List each line holding the string "area".

--------------------

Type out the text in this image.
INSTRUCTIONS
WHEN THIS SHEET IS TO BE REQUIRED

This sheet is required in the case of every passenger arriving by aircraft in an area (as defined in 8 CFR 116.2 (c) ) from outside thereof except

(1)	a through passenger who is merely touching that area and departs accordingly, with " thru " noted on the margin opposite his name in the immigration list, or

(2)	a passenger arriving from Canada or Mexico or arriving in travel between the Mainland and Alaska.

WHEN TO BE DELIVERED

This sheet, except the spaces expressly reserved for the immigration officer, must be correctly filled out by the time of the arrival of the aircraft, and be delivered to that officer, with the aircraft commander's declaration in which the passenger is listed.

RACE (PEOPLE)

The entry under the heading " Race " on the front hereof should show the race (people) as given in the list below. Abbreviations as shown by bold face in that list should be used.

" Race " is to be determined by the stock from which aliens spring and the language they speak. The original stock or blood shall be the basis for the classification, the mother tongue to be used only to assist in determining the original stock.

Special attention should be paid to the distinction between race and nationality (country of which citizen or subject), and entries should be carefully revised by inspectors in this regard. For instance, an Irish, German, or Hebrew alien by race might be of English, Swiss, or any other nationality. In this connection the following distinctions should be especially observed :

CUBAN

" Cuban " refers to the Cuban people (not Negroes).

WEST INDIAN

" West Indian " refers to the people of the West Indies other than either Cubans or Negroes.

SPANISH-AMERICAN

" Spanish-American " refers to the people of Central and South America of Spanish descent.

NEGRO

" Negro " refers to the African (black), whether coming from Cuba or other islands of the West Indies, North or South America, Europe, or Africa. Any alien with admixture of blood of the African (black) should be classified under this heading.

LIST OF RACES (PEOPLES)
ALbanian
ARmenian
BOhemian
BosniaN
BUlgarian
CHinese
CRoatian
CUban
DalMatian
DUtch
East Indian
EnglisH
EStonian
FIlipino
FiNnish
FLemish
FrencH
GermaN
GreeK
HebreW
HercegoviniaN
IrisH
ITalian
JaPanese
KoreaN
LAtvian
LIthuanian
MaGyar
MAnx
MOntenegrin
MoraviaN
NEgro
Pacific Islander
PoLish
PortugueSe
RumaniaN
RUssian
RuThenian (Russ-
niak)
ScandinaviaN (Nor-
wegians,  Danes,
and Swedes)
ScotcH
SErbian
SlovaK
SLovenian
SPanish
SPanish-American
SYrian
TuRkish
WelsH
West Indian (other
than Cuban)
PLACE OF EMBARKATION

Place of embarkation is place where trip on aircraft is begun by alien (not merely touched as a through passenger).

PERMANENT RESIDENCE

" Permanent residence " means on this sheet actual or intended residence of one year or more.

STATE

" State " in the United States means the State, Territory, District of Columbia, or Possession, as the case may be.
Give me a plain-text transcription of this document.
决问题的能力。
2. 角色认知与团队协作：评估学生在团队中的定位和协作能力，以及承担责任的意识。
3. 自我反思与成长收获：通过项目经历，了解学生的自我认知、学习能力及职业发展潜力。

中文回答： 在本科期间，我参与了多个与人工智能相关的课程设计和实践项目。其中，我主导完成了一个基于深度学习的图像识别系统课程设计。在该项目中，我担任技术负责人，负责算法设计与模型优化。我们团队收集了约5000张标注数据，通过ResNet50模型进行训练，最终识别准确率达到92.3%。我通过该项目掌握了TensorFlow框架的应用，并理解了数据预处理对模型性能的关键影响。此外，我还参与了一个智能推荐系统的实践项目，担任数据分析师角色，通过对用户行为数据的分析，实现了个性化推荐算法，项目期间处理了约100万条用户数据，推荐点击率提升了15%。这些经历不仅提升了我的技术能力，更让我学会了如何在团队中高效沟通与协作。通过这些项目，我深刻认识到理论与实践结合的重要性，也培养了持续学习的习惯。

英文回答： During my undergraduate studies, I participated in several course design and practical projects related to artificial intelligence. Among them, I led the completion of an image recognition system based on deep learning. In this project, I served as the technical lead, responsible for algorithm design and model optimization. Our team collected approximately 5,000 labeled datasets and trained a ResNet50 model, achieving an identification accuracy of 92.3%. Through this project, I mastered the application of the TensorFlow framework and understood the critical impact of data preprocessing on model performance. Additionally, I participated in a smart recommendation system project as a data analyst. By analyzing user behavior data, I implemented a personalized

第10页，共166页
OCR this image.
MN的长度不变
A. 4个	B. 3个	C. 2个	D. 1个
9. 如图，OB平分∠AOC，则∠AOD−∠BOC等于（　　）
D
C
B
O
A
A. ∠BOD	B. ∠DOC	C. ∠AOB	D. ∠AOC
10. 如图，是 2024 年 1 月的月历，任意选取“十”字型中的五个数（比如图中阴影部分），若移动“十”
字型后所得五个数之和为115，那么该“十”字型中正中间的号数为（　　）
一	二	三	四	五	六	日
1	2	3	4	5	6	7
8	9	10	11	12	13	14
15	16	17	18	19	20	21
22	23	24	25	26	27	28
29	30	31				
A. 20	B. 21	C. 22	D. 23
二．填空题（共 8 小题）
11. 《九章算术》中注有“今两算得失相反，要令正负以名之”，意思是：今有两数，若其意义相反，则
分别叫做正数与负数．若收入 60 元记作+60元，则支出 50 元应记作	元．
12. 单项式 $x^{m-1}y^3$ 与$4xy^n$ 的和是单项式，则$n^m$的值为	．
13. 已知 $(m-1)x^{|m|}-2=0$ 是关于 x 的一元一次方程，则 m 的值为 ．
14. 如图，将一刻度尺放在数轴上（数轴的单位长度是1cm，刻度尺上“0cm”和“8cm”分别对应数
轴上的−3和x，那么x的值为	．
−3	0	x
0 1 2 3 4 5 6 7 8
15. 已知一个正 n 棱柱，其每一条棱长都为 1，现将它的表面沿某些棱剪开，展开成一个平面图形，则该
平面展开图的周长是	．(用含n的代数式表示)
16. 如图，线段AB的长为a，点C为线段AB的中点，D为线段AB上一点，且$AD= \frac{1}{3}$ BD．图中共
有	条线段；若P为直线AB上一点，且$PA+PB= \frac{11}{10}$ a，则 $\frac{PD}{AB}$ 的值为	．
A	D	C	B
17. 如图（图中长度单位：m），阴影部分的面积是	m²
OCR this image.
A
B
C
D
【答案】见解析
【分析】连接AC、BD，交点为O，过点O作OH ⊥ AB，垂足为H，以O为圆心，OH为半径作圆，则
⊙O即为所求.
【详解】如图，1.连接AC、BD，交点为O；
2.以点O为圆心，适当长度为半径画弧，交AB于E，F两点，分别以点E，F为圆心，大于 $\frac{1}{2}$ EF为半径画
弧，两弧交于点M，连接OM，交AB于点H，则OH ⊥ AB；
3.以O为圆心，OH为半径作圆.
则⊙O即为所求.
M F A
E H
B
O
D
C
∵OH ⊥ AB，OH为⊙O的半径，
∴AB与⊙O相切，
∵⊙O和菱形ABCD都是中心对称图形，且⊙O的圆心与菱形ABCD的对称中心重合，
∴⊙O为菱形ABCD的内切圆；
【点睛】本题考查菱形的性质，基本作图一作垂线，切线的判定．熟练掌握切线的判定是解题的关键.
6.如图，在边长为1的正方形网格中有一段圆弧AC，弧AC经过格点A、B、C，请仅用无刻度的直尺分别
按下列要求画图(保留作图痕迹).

--------------------

**Task response:**
This sheet is required in the case of every passenger arriving by aircraft in an area (as defined in 8 CFR 116.2 (c) ) from outside thereof except
(1)	a through passenger who is merely touching that area and departs accordingly, with " thru " noted on the margin opposite his name in the immigration list, or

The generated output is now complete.